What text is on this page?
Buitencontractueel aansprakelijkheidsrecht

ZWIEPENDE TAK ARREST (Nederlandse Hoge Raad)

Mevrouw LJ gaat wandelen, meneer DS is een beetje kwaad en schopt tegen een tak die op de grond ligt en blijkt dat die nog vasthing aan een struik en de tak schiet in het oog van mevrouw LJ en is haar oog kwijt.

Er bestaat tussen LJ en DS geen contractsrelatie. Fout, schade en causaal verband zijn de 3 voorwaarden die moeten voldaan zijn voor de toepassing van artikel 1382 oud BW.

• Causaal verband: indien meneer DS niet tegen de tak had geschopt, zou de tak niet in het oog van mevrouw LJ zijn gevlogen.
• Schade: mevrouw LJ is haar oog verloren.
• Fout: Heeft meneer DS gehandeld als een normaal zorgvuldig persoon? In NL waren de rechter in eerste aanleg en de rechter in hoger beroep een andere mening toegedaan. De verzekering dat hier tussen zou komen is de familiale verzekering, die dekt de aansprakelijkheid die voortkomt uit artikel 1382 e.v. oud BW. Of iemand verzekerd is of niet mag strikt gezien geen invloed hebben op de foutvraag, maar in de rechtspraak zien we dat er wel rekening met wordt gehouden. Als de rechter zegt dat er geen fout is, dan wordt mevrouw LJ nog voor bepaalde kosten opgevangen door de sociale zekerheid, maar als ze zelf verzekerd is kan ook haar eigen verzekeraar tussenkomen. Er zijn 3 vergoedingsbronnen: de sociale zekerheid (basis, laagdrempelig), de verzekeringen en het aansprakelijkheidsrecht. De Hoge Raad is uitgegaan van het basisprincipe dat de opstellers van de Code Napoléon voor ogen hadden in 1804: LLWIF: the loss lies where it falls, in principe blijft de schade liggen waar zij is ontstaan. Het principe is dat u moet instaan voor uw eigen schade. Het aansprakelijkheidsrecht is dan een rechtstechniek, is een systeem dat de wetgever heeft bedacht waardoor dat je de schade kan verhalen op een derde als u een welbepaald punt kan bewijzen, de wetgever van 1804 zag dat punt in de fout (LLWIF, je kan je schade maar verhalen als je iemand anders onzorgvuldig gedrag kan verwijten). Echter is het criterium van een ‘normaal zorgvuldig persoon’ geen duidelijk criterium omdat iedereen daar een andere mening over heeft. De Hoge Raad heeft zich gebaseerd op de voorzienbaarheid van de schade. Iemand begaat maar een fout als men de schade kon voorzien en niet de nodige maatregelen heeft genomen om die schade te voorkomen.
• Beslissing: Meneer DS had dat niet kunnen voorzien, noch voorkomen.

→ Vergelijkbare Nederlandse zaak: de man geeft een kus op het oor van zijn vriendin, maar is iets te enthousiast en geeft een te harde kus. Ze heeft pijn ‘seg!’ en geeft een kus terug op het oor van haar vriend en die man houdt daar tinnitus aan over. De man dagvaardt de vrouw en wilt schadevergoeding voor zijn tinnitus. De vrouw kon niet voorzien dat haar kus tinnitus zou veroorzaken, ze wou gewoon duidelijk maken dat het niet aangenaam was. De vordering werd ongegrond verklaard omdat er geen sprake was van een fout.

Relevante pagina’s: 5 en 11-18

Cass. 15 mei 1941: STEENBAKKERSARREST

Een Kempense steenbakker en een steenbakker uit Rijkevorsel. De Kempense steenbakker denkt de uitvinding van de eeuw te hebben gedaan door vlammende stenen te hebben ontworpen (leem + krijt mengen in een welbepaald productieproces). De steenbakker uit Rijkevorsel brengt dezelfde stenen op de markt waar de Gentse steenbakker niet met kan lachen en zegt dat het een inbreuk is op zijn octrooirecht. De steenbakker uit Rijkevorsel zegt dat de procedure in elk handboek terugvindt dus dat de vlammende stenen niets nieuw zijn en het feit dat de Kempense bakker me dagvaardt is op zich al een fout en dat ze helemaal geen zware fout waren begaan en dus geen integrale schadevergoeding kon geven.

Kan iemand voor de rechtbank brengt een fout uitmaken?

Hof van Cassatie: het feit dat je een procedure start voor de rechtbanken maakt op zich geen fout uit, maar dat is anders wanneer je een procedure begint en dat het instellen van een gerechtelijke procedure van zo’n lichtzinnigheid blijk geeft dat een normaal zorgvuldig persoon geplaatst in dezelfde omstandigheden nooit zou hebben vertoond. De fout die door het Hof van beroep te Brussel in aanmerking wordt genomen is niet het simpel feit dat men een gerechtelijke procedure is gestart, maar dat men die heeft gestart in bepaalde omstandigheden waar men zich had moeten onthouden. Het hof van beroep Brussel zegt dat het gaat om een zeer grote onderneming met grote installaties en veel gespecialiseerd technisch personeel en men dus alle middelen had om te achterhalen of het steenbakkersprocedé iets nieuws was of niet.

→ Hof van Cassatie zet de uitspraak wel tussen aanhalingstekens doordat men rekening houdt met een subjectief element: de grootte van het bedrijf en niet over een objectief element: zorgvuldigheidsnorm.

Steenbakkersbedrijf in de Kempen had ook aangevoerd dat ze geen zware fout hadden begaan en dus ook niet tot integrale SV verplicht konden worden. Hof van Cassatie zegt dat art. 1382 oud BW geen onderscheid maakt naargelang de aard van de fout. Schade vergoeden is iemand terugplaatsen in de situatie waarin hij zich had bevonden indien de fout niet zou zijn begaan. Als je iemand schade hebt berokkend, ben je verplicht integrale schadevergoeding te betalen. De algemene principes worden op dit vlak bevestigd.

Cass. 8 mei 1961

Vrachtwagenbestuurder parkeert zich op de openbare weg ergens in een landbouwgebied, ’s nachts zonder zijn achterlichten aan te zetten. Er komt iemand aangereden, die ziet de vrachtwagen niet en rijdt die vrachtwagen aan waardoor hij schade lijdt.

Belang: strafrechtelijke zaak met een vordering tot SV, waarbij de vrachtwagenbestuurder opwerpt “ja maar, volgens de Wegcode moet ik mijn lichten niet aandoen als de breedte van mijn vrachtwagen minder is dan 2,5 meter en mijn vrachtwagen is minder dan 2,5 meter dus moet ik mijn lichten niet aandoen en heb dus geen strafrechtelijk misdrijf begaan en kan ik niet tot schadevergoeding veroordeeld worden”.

------------------------------------

# Problem description
The lines to report are those in the material above that contain the word "verband"; copy every one of them.

# Solution to this exercise
Er bestaat tussen LJ en DS geen contractsrelatie. Fout, schade en causaal verband zijn de 3 voorwaarden die moeten voldaan zijn voor de toepassing van artikel 1382 oud BW.
• Causaal verband: indien meneer DS niet tegen de tak had geschopt, zou de tak niet in het oog van mevrouw LJ zijn gevlogen.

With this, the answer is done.